- Request -
The exercise asks you to copy every line below in which "rivenditore" appears.

- Data excerpts -
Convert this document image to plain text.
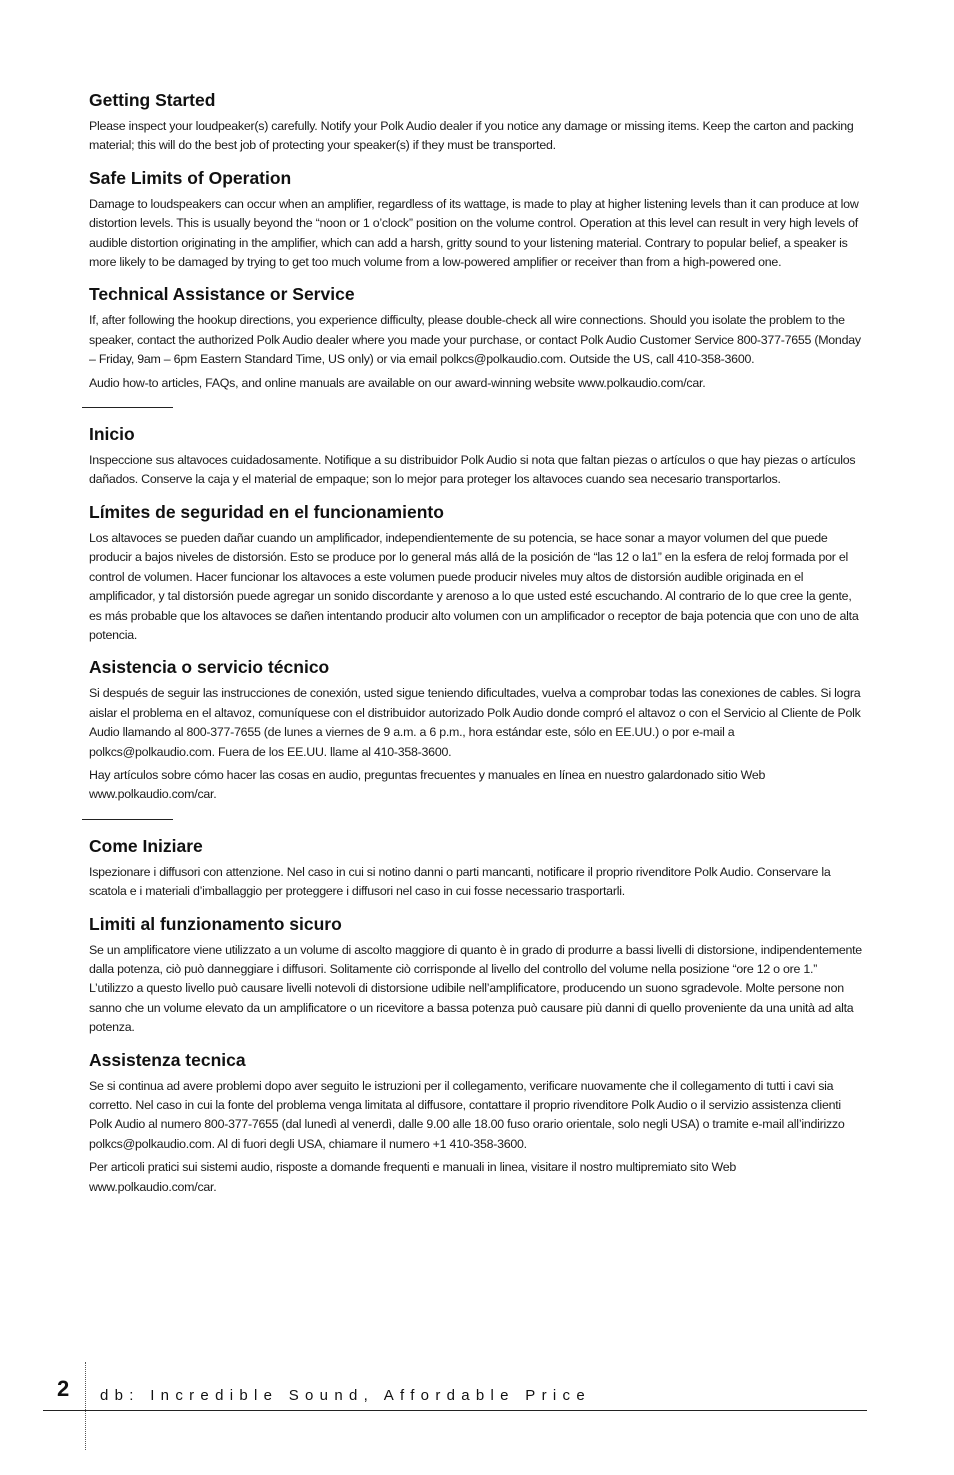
Getting Started

Please inspect your loudpeaker(s) carefully. Notify your Polk Audio dealer if you notice any damage or missing items. Keep the carton and packing material; this will do the best job of protecting your speaker(s) if they must be transported.

Safe Limits of Operation

Damage to loudspeakers can occur when an amplifier, regardless of its wattage, is made to play at higher listening levels than it can produce at low distortion levels. This is usually beyond the “noon or 1 o’clock” position on the volume control. Operation at this level can result in very high levels of audible distortion originating in the amplifier, which can add a harsh, gritty sound to your listening material. Contrary to popular belief, a speaker is more likely to be damaged by trying to get too much volume from a low-powered amplifier or receiver than from a high-powered one.

Technical Assistance or Service

If, after following the hookup directions, you experience difficulty, please double-check all wire connections. Should you isolate the problem to the speaker, contact the authorized Polk Audio dealer where you made your purchase, or contact Polk Audio Customer Service 800-377-7655 (Monday – Friday, 9am – 6pm Eastern Standard Time, US only) or via email polkcs@polkaudio.com. Outside the US, call 410-358-3600.

Audio how-to articles, FAQs, and online manuals are available on our award-winning website www.polkaudio.com/car.

Inicio

Inspeccione sus altavoces cuidadosamente. Notifique a su distribuidor Polk Audio si nota que faltan piezas o artículos o que hay piezas o artículos dañados. Conserve la caja y el material de empaque; son lo mejor para proteger los altavoces cuando sea necesario transportarlos.

Límites de seguridad en el funcionamiento

Los altavoces se pueden dañar cuando un amplificador, independientemente de su potencia, se hace sonar a mayor volumen del que puede producir a bajos niveles de distorsión. Esto se produce por lo general más allá de la posición de “las 12 o la1” en la esfera de reloj formada por el control de volumen. Hacer funcionar los altavoces a este volumen puede producir niveles muy altos de distorsión audible originada en el amplificador, y tal distorsión puede agregar un sonido discordante y arenoso a lo que usted esté escuchando. Al contrario de lo que cree la gente, es más probable que los altavoces se dañen intentando producir alto volumen con un amplificador o receptor de baja potencia que con uno de alta potencia.

Asistencia o servicio técnico

Si después de seguir las instrucciones de conexión, usted sigue teniendo dificultades, vuelva a comprobar todas las conexiones de cables. Si logra aislar el problema en el altavoz, comuníquese con el distribuidor autorizado Polk Audio donde compró el altavoz o con el Servicio al Cliente de Polk Audio llamando al 800-377-7655 (de lunes a viernes de 9 a.m. a 6 p.m., hora estándar este, sólo en EE.UU.) o por e-mail a polkcs@polkaudio.com. Fuera de los EE.UU. llame al 410-358-3600.

Hay artículos sobre cómo hacer las cosas en audio, preguntas frecuentes y manuales en línea en nuestro galardonado sitio Web www.polkaudio.com/car.

Come Iniziare

Ispezionare i diffusori con attenzione. Nel caso in cui si notino danni o parti mancanti, notificare il proprio rivenditore Polk Audio. Conservare la scatola e i materiali d’imballaggio per proteggere i diffusori nel caso in cui fosse necessario trasportarli.

Limiti al funzionamento sicuro

Se un amplificatore viene utilizzato a un volume di ascolto maggiore di quanto è in grado di produrre a bassi livelli di distorsione, indipendentemente dalla potenza, ciò può danneggiare i diffusori. Solitamente ciò corrisponde al livello del controllo del volume nella posizione “ore 12 o ore 1.” L’utilizzo a questo livello può causare livelli notevoli di distorsione udibile nell’amplificatore, producendo un suono sgradevole. Molte persone non sanno che un volume elevato da un amplificatore o un ricevitore a bassa potenza può causare più danni di quello proveniente da una unità ad alta potenza.

Assistenza tecnica

Se si continua ad avere problemi dopo aver seguito le istruzioni per il collegamento, verificare nuovamente che il collegamento di tutti i cavi sia corretto. Nel caso in cui la fonte del problema venga limitata al diffusore, contattare il proprio rivenditore Polk Audio o il servizio assistenza clienti Polk Audio al numero 800-377-7655 (dal lunedì al venerdì, dalle 9.00 alle 18.00 fuso orario orientale, solo negli USA) o tramite e-mail all’indirizzo polkcs@polkaudio.com. Al di fuori degli USA, chiamare il numero +1 410-358-3600.

Per articoli pratici sui sistemi audio, risposte a domande frequenti e manuali in linea, visitare il nostro multipremiato sito Web www.polkaudio.com/car.

2 db: Incredible Sound, Affordable Price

- Reply -
Ispezionare i diffusori con attenzione. Nel caso in cui si notino danni o parti mancanti, notificare il proprio rivenditore Polk Audio. Conservare la scatola e i materiali d’imballaggio per proteggere i diffusori nel caso in cui fosse necessario trasportarli.
Se si continua ad avere problemi dopo aver seguito le istruzioni per il collegamento, verificare nuovamente che il collegamento di tutti i cavi sia corretto. Nel caso in cui la fonte del problema venga limitata al diffusore, contattare il proprio rivenditore Polk Audio o il servizio assistenza clienti Polk Audio al numero 800-377-7655 (dal lunedì al venerdì, dalle 9.00 alle 18.00 fuso orario orientale, solo negli USA) o tramite e-mail all’indirizzo polkcs@polkaudio.com. Al di fuori degli USA, chiamare il numero +1 410-358-3600.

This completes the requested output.